** begin Raw records **

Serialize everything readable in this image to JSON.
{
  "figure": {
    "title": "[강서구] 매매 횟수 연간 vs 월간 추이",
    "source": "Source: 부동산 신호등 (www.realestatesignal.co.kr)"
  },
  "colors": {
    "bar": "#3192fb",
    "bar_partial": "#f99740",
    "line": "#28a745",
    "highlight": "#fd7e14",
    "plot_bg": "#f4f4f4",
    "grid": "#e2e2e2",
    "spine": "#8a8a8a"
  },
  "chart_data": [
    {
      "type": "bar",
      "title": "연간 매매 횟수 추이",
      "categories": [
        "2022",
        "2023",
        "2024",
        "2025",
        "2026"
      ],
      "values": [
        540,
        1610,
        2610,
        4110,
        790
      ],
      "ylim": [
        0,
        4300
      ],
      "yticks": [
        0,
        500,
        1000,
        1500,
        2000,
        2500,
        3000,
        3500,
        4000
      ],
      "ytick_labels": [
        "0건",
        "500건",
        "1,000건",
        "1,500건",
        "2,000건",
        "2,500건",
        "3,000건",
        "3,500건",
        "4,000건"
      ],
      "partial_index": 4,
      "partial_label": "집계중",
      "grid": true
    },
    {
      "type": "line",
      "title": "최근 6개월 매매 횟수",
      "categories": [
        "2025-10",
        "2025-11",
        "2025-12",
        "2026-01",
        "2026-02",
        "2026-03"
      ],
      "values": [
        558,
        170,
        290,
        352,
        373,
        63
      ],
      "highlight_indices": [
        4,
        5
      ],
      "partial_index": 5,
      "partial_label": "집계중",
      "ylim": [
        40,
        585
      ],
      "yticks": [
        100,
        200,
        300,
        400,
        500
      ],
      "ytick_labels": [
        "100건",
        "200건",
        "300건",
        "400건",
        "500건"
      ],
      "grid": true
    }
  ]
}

** end Raw records **

(Goal)
List each line of the records that holds the string "title".

(Task answer)
    "title": "[강서구] 매매 횟수 연간 vs 월간 추이",
      "title": "연간 매매 횟수 추이",
      "title": "최근 6개월 매매 횟수",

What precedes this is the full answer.